>> begin Data for processing

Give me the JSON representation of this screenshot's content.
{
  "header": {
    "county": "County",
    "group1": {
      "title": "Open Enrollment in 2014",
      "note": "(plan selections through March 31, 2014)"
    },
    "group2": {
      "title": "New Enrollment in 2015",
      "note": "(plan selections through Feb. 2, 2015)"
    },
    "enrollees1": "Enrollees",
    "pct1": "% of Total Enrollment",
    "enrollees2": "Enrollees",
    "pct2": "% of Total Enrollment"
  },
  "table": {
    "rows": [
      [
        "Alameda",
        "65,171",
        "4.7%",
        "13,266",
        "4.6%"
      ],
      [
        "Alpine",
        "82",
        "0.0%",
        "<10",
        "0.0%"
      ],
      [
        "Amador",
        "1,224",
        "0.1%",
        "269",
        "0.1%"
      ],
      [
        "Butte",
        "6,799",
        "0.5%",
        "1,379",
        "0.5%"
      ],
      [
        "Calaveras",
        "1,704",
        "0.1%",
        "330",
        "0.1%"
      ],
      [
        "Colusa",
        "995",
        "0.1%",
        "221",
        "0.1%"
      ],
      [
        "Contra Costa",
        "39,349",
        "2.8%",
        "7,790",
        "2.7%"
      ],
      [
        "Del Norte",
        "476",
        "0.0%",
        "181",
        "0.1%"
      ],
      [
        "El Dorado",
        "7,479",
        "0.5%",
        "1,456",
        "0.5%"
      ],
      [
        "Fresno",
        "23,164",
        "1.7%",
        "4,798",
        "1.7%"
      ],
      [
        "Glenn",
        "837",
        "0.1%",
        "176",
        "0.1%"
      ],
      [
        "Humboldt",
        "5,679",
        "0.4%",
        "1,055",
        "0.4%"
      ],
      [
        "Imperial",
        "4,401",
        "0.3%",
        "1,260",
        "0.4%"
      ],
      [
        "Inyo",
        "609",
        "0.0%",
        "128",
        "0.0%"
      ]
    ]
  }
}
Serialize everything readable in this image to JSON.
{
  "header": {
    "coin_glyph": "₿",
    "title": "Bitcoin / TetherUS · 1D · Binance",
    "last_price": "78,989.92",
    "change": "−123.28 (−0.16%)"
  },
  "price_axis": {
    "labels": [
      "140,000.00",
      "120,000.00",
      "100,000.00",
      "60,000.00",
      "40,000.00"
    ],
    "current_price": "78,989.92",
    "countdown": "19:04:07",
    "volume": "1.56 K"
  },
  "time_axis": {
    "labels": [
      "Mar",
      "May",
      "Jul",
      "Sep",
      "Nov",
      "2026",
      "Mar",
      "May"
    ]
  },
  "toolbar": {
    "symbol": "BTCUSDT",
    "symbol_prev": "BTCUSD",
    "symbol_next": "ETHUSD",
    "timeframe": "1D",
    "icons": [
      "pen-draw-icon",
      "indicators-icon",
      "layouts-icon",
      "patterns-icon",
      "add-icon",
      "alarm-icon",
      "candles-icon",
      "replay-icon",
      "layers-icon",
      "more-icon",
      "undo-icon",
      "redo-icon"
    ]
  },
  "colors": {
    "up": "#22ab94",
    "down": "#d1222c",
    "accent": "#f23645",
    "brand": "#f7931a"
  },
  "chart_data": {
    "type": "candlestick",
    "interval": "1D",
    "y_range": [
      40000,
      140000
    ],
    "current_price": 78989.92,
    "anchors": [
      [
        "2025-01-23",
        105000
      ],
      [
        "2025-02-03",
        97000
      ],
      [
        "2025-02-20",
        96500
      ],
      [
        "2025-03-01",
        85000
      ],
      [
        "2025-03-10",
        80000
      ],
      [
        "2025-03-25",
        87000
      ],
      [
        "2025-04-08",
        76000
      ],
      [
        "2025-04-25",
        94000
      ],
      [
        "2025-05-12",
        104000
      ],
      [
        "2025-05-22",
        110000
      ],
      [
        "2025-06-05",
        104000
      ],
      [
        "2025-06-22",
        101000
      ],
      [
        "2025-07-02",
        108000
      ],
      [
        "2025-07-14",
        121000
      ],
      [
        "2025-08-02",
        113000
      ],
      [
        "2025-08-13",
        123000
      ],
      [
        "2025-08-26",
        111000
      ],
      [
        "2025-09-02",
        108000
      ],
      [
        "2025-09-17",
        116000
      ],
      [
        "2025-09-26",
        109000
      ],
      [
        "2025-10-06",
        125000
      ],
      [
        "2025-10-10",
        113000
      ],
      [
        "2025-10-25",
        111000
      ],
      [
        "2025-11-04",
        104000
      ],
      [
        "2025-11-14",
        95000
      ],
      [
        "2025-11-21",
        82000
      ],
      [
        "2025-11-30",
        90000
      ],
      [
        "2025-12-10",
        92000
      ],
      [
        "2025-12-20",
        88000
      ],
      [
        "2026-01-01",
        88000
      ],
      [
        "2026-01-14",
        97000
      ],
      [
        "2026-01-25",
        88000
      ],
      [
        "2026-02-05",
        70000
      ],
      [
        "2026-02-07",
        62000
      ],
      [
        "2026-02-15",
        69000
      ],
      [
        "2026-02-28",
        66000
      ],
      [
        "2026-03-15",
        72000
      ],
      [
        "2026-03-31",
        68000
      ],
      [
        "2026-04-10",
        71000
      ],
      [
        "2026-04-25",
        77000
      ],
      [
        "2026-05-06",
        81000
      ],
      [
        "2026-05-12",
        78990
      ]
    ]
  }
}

>> end Data for processing

Exactly reproduce every line of the data above.

- Output for this task -
Give me the JSON representation of this screenshot's content.
{
  "header": {
    "county": "County",
    "group1": {
      "title": "Open Enrollment in 2014",
      "note": "(plan selections through March 31, 2014)"
    },
    "group2": {
      "title": "New Enrollment in 2015",
      "note": "(plan selections through Feb. 2, 2015)"
    },
    "enrollees1": "Enrollees",
    "pct1": "% of Total Enrollment",
    "enrollees2": "Enrollees",
    "pct2": "% of Total Enrollment"
  },
  "table": {
    "rows": [
      [
        "Alameda",
        "65,171",
        "4.7%",
        "13,266",
        "4.6%"
      ],
      [
        "Alpine",
        "82",
        "0.0%",
        "<10",
        "0.0%"
      ],
      [
        "Amador",
        "1,224",
        "0.1%",
        "269",
        "0.1%"
      ],
      [
        "Butte",
        "6,799",
        "0.5%",
        "1,379",
        "0.5%"
      ],
      [
        "Calaveras",
        "1,704",
        "0.1%",
        "330",
        "0.1%"
      ],
      [
        "Colusa",
        "995",
        "0.1%",
        "221",
        "0.1%"
      ],
      [
        "Contra Costa",
        "39,349",
        "2.8%",
        "7,790",
        "2.7%"
      ],
      [
        "Del Norte",
        "476",
        "0.0%",
        "181",
        "0.1%"
      ],
      [
        "El Dorado",
        "7,479",
        "0.5%",
        "1,456",
        "0.5%"
      ],
      [
        "Fresno",
        "23,164",
        "1.7%",
        "4,798",
        "1.7%"
      ],
      [
        "Glenn",
        "837",
        "0.1%",
        "176",
        "0.1%"
      ],
      [
        "Humboldt",
        "5,679",
        "0.4%",
        "1,055",
        "0.4%"
      ],
      [
        "Imperial",
        "4,401",
        "0.3%",
        "1,260",
        "0.4%"
      ],
      [
        "Inyo",
        "609",
        "0.0%",
        "128",
        "0.0%"
      ]
    ]
  }
}
Serialize everything readable in this image to JSON.
{
  "header": {
    "coin_glyph": "₿",
    "title": "Bitcoin / TetherUS · 1D · Binance",
    "last_price": "78,989.92",
    "change": "−123.28 (−0.16%)"
  },
  "price_axis": {
    "labels": [
      "140,000.00",
      "120,000.00",
      "100,000.00",
      "60,000.00",
      "40,000.00"
    ],
    "current_price": "78,989.92",
    "countdown": "19:04:07",
    "volume": "1.56 K"
  },
  "time_axis": {
    "labels": [
      "Mar",
      "May",
      "Jul",
      "Sep",
      "Nov",
      "2026",
      "Mar",
      "May"
    ]
  },
  "toolbar": {
    "symbol": "BTCUSDT",
    "symbol_prev": "BTCUSD",
    "symbol_next": "ETHUSD",
    "timeframe": "1D",
    "icons": [
      "pen-draw-icon",
      "indicators-icon",
      "layouts-icon",
      "patterns-icon",
      "add-icon",
      "alarm-icon",
      "candles-icon",
      "replay-icon",
      "layers-icon",
      "more-icon",
      "undo-icon",
      "redo-icon"
    ]
  },
  "colors": {
    "up": "#22ab94",
    "down": "#d1222c",
    "accent": "#f23645",
    "brand": "#f7931a"
  },
  "chart_data": {
    "type": "candlestick",
    "interval": "1D",
    "y_range": [
      40000,
      140000
    ],
    "current_price": 78989.92,
    "anchors": [
      [
        "2025-01-23",
        105000
      ],
      [
        "2025-02-03",
        97000
      ],
      [
        "2025-02-20",
        96500
      ],
      [
        "2025-03-01",
        85000
      ],
      [
        "2025-03-10",
        80000
      ],
      [
        "2025-03-25",
        87000
      ],
      [
        "2025-04-08",
        76000
      ],
      [
        "2025-04-25",
        94000
      ],
      [
        "2025-05-12",
        104000
      ],
      [
        "2025-05-22",
        110000
      ],
      [
        "2025-06-05",
        104000
      ],
      [
        "2025-06-22",
        101000
      ],
      [
        "2025-07-02",
        108000
      ],
      [
        "2025-07-14",
        121000
      ],
      [
        "2025-08-02",
        113000
      ],
      [
        "2025-08-13",
        123000
      ],
      [
        "2025-08-26",
        111000
      ],
      [
        "2025-09-02",
        108000
      ],
      [
        "2025-09-17",
        116000
      ],
      [
        "2025-09-26",
        109000
      ],
      [
        "2025-10-06",
        125000
      ],
      [
        "2025-10-10",
        113000
      ],
      [
        "2025-10-25",
        111000
      ],
      [
        "2025-11-04",
        104000
      ],
      [
        "2025-11-14",
        95000
      ],
      [
        "2025-11-21",
        82000
      ],
      [
        "2025-11-30",
        90000
      ],
      [
        "2025-12-10",
        92000
      ],
      [
        "2025-12-20",
        88000
      ],
      [
        "2026-01-01",
        88000
      ],
      [
        "2026-01-14",
        97000
      ],
      [
        "2026-01-25",
        88000
      ],
      [
        "2026-02-05",
        70000
      ],
      [
        "2026-02-07",
        62000
      ],
      [
        "2026-02-15",
        69000
      ],
      [
        "2026-02-28",
        66000
      ],
      [
        "2026-03-15",
        72000
      ],
      [
        "2026-03-31",
        68000
      ],
      [
        "2026-04-10",
        71000
      ],
      [
        "2026-04-25",
        77000
      ],
      [
        "2026-05-06",
        81000
      ],
      [
        "2026-05-12",
        78990
      ]
    ]
  }
}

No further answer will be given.